Dataset records:

--- start ---

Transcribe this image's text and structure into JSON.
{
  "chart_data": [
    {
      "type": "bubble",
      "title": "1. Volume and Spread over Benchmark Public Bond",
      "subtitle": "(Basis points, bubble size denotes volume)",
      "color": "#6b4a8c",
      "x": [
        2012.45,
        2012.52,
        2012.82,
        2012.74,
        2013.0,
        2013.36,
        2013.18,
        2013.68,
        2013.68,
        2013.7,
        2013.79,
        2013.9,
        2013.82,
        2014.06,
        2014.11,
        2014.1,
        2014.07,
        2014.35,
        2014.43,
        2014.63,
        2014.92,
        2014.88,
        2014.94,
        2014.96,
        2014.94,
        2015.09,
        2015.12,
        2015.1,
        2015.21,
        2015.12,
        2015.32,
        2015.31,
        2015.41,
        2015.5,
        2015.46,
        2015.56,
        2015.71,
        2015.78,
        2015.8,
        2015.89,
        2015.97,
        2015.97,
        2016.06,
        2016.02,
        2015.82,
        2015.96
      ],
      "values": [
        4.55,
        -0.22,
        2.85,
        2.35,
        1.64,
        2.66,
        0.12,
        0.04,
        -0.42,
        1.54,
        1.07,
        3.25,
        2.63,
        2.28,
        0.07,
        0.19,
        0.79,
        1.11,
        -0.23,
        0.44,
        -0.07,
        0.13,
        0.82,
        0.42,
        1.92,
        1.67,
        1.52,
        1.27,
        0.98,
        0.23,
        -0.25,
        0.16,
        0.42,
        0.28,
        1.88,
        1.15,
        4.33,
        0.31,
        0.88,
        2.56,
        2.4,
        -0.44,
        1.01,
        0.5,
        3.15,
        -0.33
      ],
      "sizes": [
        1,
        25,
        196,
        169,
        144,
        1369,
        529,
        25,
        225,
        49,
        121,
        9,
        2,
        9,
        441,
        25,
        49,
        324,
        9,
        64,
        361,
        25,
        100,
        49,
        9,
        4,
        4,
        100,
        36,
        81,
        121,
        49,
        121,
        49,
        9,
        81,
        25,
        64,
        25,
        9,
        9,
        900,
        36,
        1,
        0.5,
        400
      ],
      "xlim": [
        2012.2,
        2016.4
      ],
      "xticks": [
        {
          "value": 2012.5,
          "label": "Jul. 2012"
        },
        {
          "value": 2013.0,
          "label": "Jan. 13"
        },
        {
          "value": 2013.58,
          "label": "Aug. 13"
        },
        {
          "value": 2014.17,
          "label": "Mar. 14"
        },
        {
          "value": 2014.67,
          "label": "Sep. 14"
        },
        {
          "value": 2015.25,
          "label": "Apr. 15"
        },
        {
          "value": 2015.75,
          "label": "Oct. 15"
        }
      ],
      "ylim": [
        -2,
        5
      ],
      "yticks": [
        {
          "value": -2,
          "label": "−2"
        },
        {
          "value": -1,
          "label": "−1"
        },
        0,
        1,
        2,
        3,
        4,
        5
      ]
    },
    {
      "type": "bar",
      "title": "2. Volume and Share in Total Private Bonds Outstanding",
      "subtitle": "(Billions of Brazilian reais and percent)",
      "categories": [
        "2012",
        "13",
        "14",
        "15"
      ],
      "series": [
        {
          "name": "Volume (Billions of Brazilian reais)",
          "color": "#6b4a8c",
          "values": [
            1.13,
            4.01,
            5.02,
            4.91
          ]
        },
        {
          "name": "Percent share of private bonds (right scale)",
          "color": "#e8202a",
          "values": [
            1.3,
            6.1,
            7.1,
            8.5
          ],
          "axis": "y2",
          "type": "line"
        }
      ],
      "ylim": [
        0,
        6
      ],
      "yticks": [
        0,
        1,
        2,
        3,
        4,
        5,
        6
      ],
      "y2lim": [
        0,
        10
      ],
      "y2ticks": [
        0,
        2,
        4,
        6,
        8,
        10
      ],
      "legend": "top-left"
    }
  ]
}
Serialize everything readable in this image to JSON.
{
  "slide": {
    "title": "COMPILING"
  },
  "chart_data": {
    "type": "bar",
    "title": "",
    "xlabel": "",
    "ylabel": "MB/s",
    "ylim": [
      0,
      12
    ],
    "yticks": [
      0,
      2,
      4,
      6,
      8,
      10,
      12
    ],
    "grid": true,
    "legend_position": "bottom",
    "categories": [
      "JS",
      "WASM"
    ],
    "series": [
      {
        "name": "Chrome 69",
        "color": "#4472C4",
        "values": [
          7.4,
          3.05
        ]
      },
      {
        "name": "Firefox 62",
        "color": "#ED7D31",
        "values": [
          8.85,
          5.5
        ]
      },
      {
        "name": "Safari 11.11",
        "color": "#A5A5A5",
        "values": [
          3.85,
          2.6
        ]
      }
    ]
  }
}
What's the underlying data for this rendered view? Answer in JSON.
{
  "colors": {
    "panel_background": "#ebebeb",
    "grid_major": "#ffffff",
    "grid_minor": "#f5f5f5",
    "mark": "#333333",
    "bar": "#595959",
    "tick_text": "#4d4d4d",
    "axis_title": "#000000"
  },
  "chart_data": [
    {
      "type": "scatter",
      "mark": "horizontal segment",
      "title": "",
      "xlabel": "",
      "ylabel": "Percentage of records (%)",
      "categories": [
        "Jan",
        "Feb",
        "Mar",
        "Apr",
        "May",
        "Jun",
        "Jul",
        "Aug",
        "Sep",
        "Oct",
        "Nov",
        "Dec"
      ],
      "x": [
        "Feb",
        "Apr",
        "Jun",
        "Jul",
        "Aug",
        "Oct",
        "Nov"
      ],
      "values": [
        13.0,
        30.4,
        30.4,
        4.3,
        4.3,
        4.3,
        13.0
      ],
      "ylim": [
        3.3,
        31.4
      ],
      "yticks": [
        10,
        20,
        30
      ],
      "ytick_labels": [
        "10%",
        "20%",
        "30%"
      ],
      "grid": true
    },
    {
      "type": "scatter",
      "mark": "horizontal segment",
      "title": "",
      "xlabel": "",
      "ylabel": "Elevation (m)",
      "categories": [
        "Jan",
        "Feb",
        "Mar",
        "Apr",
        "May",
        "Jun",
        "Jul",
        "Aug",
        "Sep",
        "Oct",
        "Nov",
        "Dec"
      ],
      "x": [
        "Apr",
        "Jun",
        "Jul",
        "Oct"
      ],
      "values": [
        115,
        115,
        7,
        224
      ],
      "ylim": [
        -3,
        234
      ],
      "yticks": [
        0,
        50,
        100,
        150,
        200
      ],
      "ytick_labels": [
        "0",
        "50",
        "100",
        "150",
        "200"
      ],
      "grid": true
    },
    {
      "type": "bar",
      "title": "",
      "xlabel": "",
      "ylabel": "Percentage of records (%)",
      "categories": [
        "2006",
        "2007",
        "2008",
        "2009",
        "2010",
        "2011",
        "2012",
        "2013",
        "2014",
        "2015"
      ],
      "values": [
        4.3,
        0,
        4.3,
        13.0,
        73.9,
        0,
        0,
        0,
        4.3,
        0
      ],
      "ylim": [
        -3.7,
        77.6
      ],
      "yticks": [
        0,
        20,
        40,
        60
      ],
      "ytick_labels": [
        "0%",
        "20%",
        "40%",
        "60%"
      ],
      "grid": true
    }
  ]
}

--- end ---

Exercise objective:
Take the data above and return it exactly.

Output of the exercise:
Transcribe this image's text and structure into JSON.
{
  "chart_data": [
    {
      "type": "bubble",
      "title": "1. Volume and Spread over Benchmark Public Bond",
      "subtitle": "(Basis points, bubble size denotes volume)",
      "color": "#6b4a8c",
      "x": [
        2012.45,
        2012.52,
        2012.82,
        2012.74,
        2013.0,
        2013.36,
        2013.18,
        2013.68,
        2013.68,
        2013.7,
        2013.79,
        2013.9,
        2013.82,
        2014.06,
        2014.11,
        2014.1,
        2014.07,
        2014.35,
        2014.43,
        2014.63,
        2014.92,
        2014.88,
        2014.94,
        2014.96,
        2014.94,
        2015.09,
        2015.12,
        2015.1,
        2015.21,
        2015.12,
        2015.32,
        2015.31,
        2015.41,
        2015.5,
        2015.46,
        2015.56,
        2015.71,
        2015.78,
        2015.8,
        2015.89,
        2015.97,
        2015.97,
        2016.06,
        2016.02,
        2015.82,
        2015.96
      ],
      "values": [
        4.55,
        -0.22,
        2.85,
        2.35,
        1.64,
        2.66,
        0.12,
        0.04,
        -0.42,
        1.54,
        1.07,
        3.25,
        2.63,
        2.28,
        0.07,
        0.19,
        0.79,
        1.11,
        -0.23,
        0.44,
        -0.07,
        0.13,
        0.82,
        0.42,
        1.92,
        1.67,
        1.52,
        1.27,
        0.98,
        0.23,
        -0.25,
        0.16,
        0.42,
        0.28,
        1.88,
        1.15,
        4.33,
        0.31,
        0.88,
        2.56,
        2.4,
        -0.44,
        1.01,
        0.5,
        3.15,
        -0.33
      ],
      "sizes": [
        1,
        25,
        196,
        169,
        144,
        1369,
        529,
        25,
        225,
        49,
        121,
        9,
        2,
        9,
        441,
        25,
        49,
        324,
        9,
        64,
        361,
        25,
        100,
        49,
        9,
        4,
        4,
        100,
        36,
        81,
        121,
        49,
        121,
        49,
        9,
        81,
        25,
        64,
        25,
        9,
        9,
        900,
        36,
        1,
        0.5,
        400
      ],
      "xlim": [
        2012.2,
        2016.4
      ],
      "xticks": [
        {
          "value": 2012.5,
          "label": "Jul. 2012"
        },
        {
          "value": 2013.0,
          "label": "Jan. 13"
        },
        {
          "value": 2013.58,
          "label": "Aug. 13"
        },
        {
          "value": 2014.17,
          "label": "Mar. 14"
        },
        {
          "value": 2014.67,
          "label": "Sep. 14"
        },
        {
          "value": 2015.25,
          "label": "Apr. 15"
        },
        {
          "value": 2015.75,
          "label": "Oct. 15"
        }
      ],
      "ylim": [
        -2,
        5
      ],
      "yticks": [
        {
          "value": -2,
          "label": "−2"
        },
        {
          "value": -1,
          "label": "−1"
        },
        0,
        1,
        2,
        3,
        4,
        5
      ]
    },
    {
      "type": "bar",
      "title": "2. Volume and Share in Total Private Bonds Outstanding",
      "subtitle": "(Billions of Brazilian reais and percent)",
      "categories": [
        "2012",
        "13",
        "14",
        "15"
      ],
      "series": [
        {
          "name": "Volume (Billions of Brazilian reais)",
          "color": "#6b4a8c",
          "values": [
            1.13,
            4.01,
            5.02,
            4.91
          ]
        },
        {
          "name": "Percent share of private bonds (right scale)",
          "color": "#e8202a",
          "values": [
            1.3,
            6.1,
            7.1,
            8.5
          ],
          "axis": "y2",
          "type": "line"
        }
      ],
      "ylim": [
        0,
        6
      ],
      "yticks": [
        0,
        1,
        2,
        3,
        4,
        5,
        6
      ],
      "y2lim": [
        0,
        10
      ],
      "y2ticks": [
        0,
        2,
        4,
        6,
        8,
        10
      ],
      "legend": "top-left"
    }
  ]
}
Serialize everything readable in this image to JSON.
{
  "slide": {
    "title": "COMPILING"
  },
  "chart_data": {
    "type": "bar",
    "title": "",
    "xlabel": "",
    "ylabel": "MB/s",
    "ylim": [
      0,
      12
    ],
    "yticks": [
      0,
      2,
      4,
      6,
      8,
      10,
      12
    ],
    "grid": true,
    "legend_position": "bottom",
    "categories": [
      "JS",
      "WASM"
    ],
    "series": [
      {
        "name": "Chrome 69",
        "color": "#4472C4",
        "values": [
          7.4,
          3.05
        ]
      },
      {
        "name": "Firefox 62",
        "color": "#ED7D31",
        "values": [
          8.85,
          5.5
        ]
      },
      {
        "name": "Safari 11.11",
        "color": "#A5A5A5",
        "values": [
          3.85,
          2.6
        ]
      }
    ]
  }
}
What's the underlying data for this rendered view? Answer in JSON.
{
  "colors": {
    "panel_background": "#ebebeb",
    "grid_major": "#ffffff",
    "grid_minor": "#f5f5f5",
    "mark": "#333333",
    "bar": "#595959",
    "tick_text": "#4d4d4d",
    "axis_title": "#000000"
  },
  "chart_data": [
    {
      "type": "scatter",
      "mark": "horizontal segment",
      "title": "",
      "xlabel": "",
      "ylabel": "Percentage of records (%)",
      "categories": [
        "Jan",
        "Feb",
        "Mar",
        "Apr",
        "May",
        "Jun",
        "Jul",
        "Aug",
        "Sep",
        "Oct",
        "Nov",
        "Dec"
      ],
      "x": [
        "Feb",
        "Apr",
        "Jun",
        "Jul",
        "Aug",
        "Oct",
        "Nov"
      ],
      "values": [
        13.0,
        30.4,
        30.4,
        4.3,
        4.3,
        4.3,
        13.0
      ],
      "ylim": [
        3.3,
        31.4
      ],
      "yticks": [
        10,
        20,
        30
      ],
      "ytick_labels": [
        "10%",
        "20%",
        "30%"
      ],
      "grid": true
    },
    {
      "type": "scatter",
      "mark": "horizontal segment",
      "title": "",
      "xlabel": "",
      "ylabel": "Elevation (m)",
      "categories": [
        "Jan",
        "Feb",
        "Mar",
        "Apr",
        "May",
        "Jun",
        "Jul",
        "Aug",
        "Sep",
        "Oct",
        "Nov",
        "Dec"
      ],
      "x": [
        "Apr",
        "Jun",
        "Jul",
        "Oct"
      ],
      "values": [
        115,
        115,
        7,
        224
      ],
      "ylim": [
        -3,
        234
      ],
      "yticks": [
        0,
        50,
        100,
        150,
        200
      ],
      "ytick_labels": [
        "0",
        "50",
        "100",
        "150",
        "200"
      ],
      "grid": true
    },
    {
      "type": "bar",
      "title": "",
      "xlabel": "",
      "ylabel": "Percentage of records (%)",
      "categories": [
        "2006",
        "2007",
        "2008",
        "2009",
        "2010",
        "2011",
        "2012",
        "2013",
        "2014",
        "2015"
      ],
      "values": [
        4.3,
        0,
        4.3,
        13.0,
        73.9,
        0,
        0,
        0,
        4.3,
        0
      ],
      "ylim": [
        -3.7,
        77.6
      ],
      "yticks": [
        0,
        20,
        40,
        60
      ],
      "ytick_labels": [
        "0%",
        "20%",
        "40%",
        "60%"
      ],
      "grid": true
    }
  ]
}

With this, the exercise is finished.